Write out the records word for word, with no pictures.

·····

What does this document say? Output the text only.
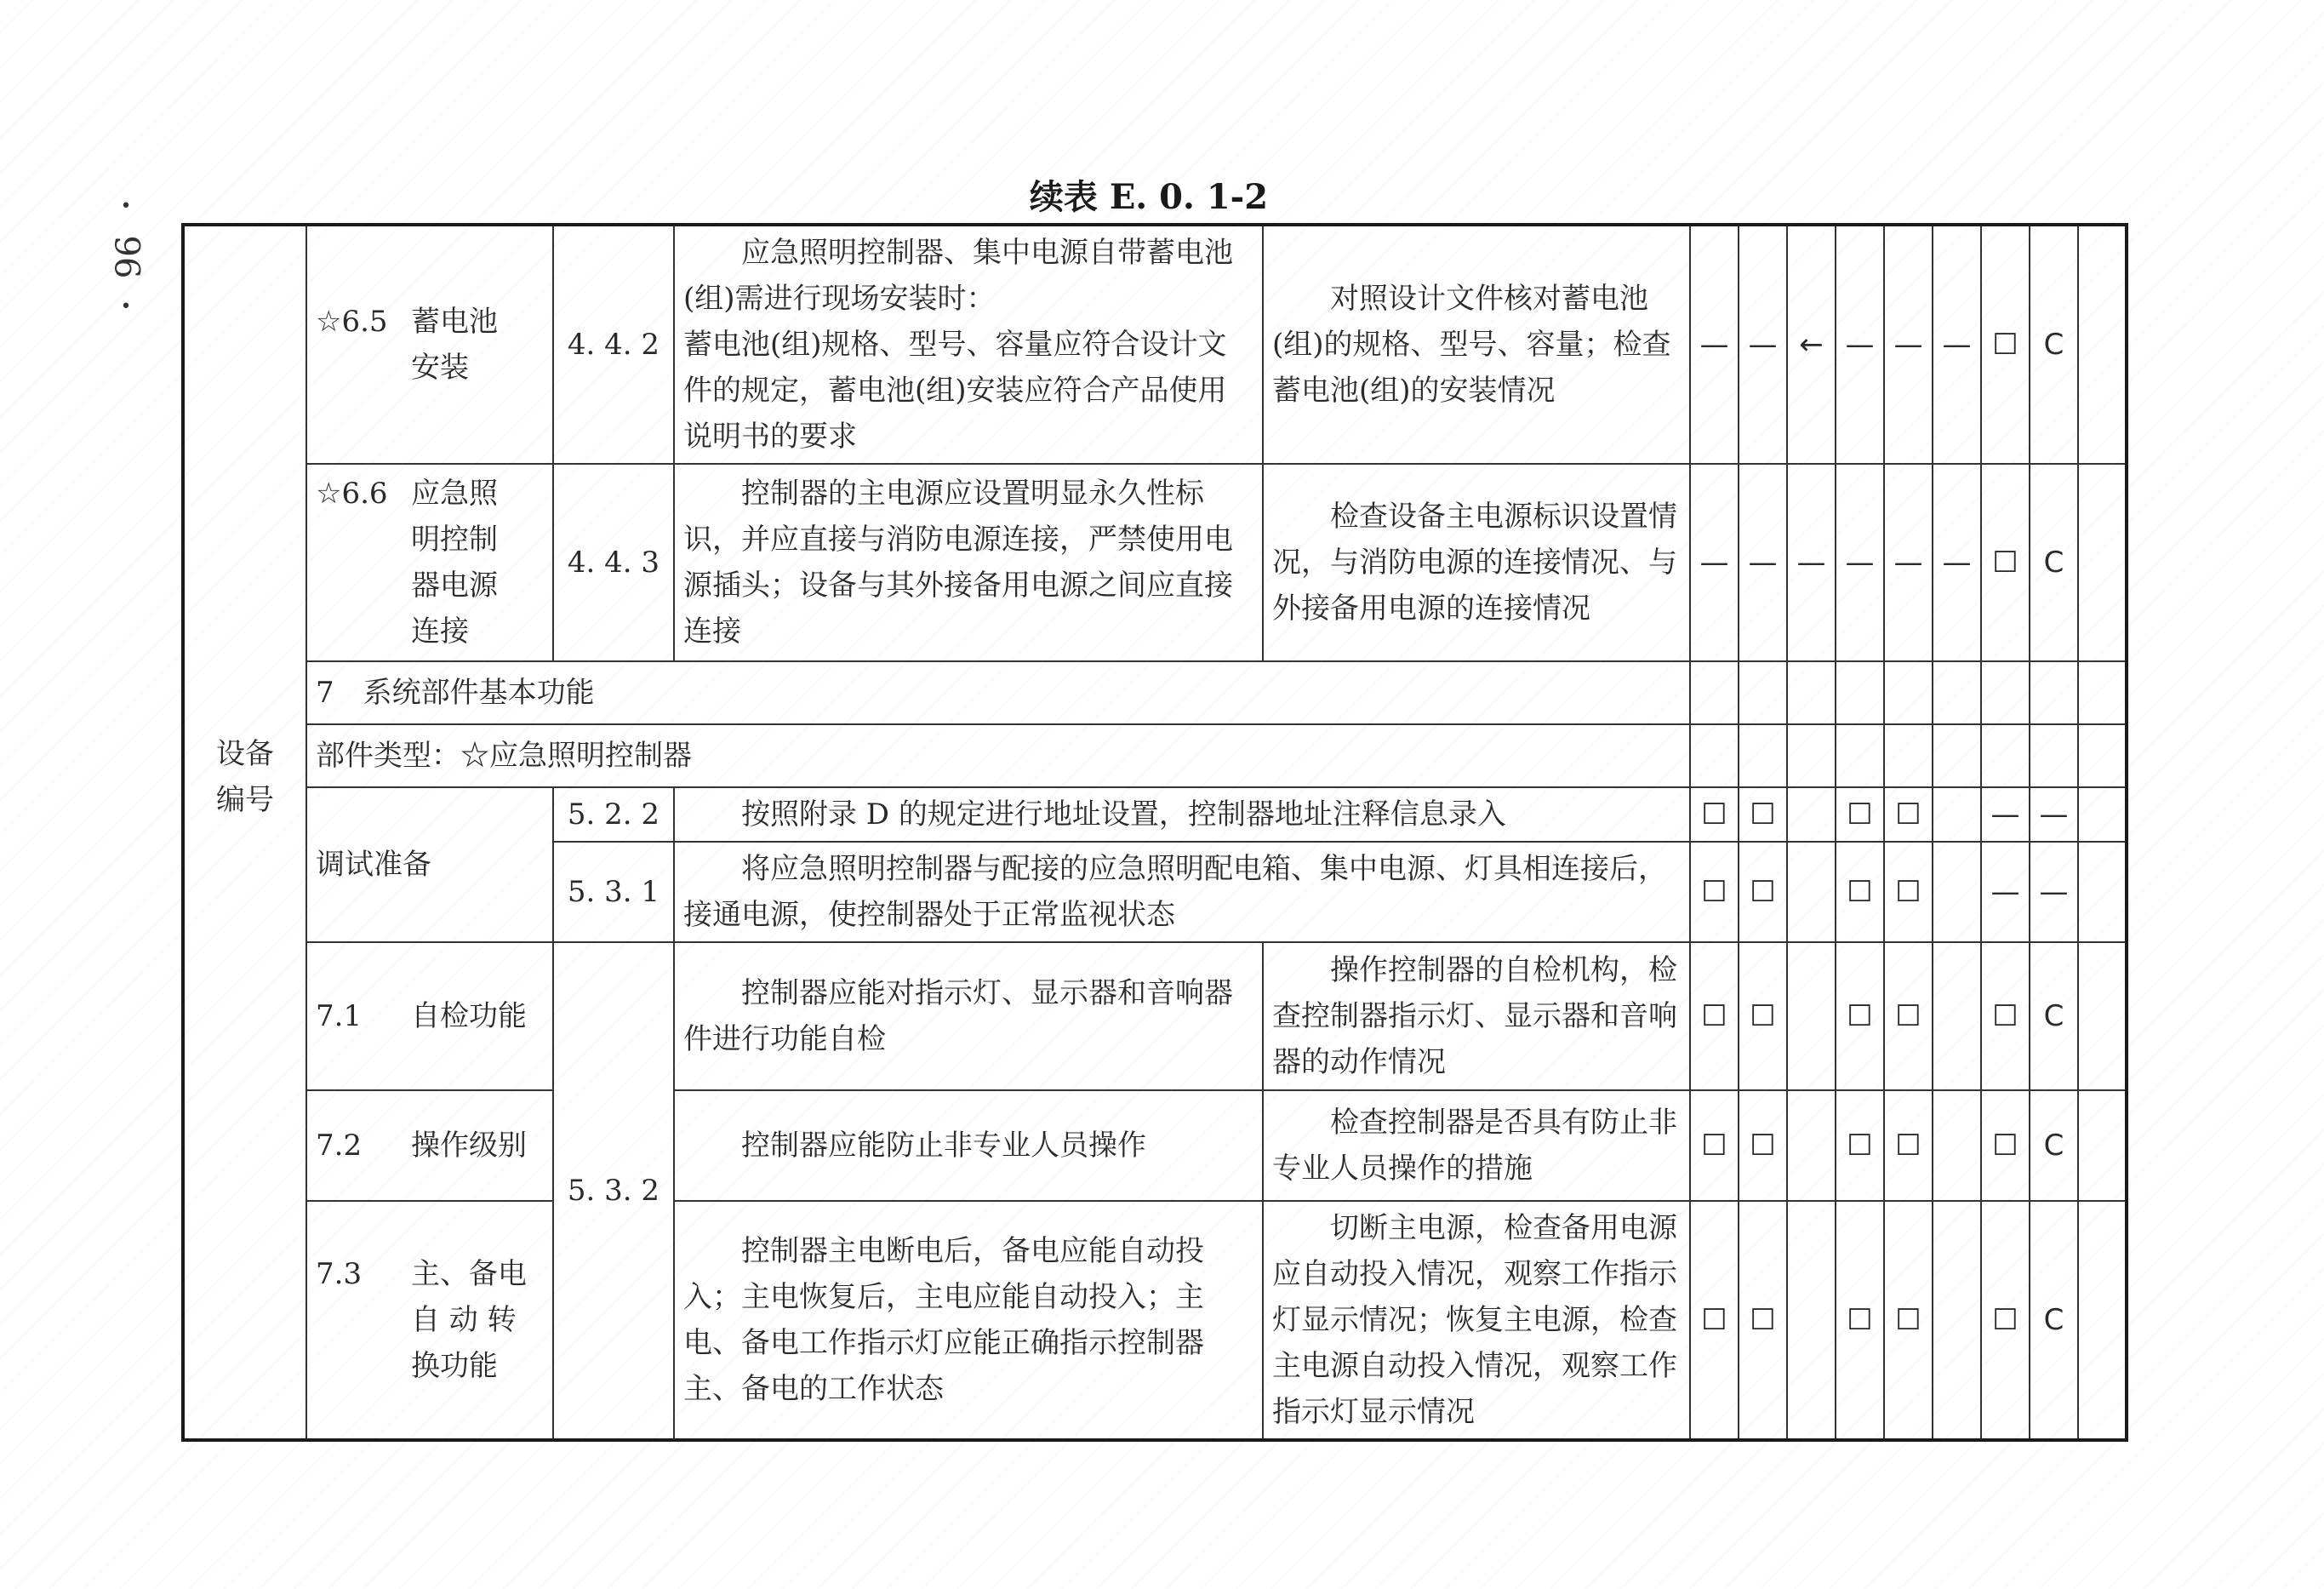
•
96
•
续表 E. 0. 1-2

	☆6.5 蓄电池
安装	4. 4. 2	应急照明控制器、集中电源自带蓄电池(组)需进行现场安装时：
蓄电池(组)规格、型号、容量应符合设计文件的规定，蓄电池(组)安装应符合产品使用说明书的要求	对照设计文件核对蓄电池(组)的规格、型号、容量；检查蓄电池(组)的安装情况	—	—	←	—	—	—	☐	C	

	☆6.6 应急照
明控制
器电源
连接	4. 4. 3	控制器的主电源应设置明显永久性标识，并应直接与消防电源连接，严禁使用电源插头；设备与其外接备用电源之间应直接连接	检查设备主电源标识设置情况，与消防电源的连接情况、与外接备用电源的连接情况	—	—	—	—	—	—	☐	C	
	7　系统部件基本功能												
设备
编号	部件类型：☆应急照明控制器												
	调试准备	5. 2. 2	按照附录 D 的规定进行地址设置，控制器地址注释信息录入		☐	☐		☐	☐		—	—	
		5. 3. 1	将应急照明控制器与配接的应急照明配电箱、集中电源、灯具相连接后，接通电源，使控制器处于正常监视状态		☐	☐		☐	☐		—	—	

	7.1 自检功能	5. 3. 2	控制器应能对指示灯、显示器和音响器件进行功能自检	操作控制器的自检机构，检查控制器指示灯、显示器和音响器的动作情况	☐	☐		☐	☐		☐	C	

	7.2 操作级别		控制器应能防止非专业人员操作	检查控制器是否具有防止非专业人员操作的措施	☐	☐		☐	☐		☐	C	

	7.3 主、备电
自 动 转
换功能		控制器主电断电后，备电应能自动投入；主电恢复后，主电应能自动投入；主电、备电工作指示灯应能正确指示控制器主、备电的工作状态	切断主电源，检查备用电源应自动投入情况，观察工作指示灯显示情况；恢复主电源，检查主电源自动投入情况，观察工作指示灯显示情况	☐	☐		☐	☐		☐	C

·····

▶ _Answer to the problem_:
What does this document say? Output the text only.
•
96
•
续表 E. 0. 1-2

	☆6.5 蓄电池
安装	4. 4. 2	应急照明控制器、集中电源自带蓄电池(组)需进行现场安装时：
蓄电池(组)规格、型号、容量应符合设计文件的规定，蓄电池(组)安装应符合产品使用说明书的要求	对照设计文件核对蓄电池(组)的规格、型号、容量；检查蓄电池(组)的安装情况	—	—	←	—	—	—	☐	C	

	☆6.6 应急照
明控制
器电源
连接	4. 4. 3	控制器的主电源应设置明显永久性标识，并应直接与消防电源连接，严禁使用电源插头；设备与其外接备用电源之间应直接连接	检查设备主电源标识设置情况，与消防电源的连接情况、与外接备用电源的连接情况	—	—	—	—	—	—	☐	C	
	7　系统部件基本功能												
设备
编号	部件类型：☆应急照明控制器												
	调试准备	5. 2. 2	按照附录 D 的规定进行地址设置，控制器地址注释信息录入		☐	☐		☐	☐		—	—	
		5. 3. 1	将应急照明控制器与配接的应急照明配电箱、集中电源、灯具相连接后，接通电源，使控制器处于正常监视状态		☐	☐		☐	☐		—	—	

	7.1 自检功能	5. 3. 2	控制器应能对指示灯、显示器和音响器件进行功能自检	操作控制器的自检机构，检查控制器指示灯、显示器和音响器的动作情况	☐	☐		☐	☐		☐	C	

	7.2 操作级别		控制器应能防止非专业人员操作	检查控制器是否具有防止非专业人员操作的措施	☐	☐		☐	☐		☐	C	

	7.3 主、备电
自 动 转
换功能		控制器主电断电后，备电应能自动投入；主电恢复后，主电应能自动投入；主电、备电工作指示灯应能正确指示控制器主、备电的工作状态	切断主电源，检查备用电源应自动投入情况，观察工作指示灯显示情况；恢复主电源，检查主电源自动投入情况，观察工作指示灯显示情况	☐	☐		☐	☐		☐	C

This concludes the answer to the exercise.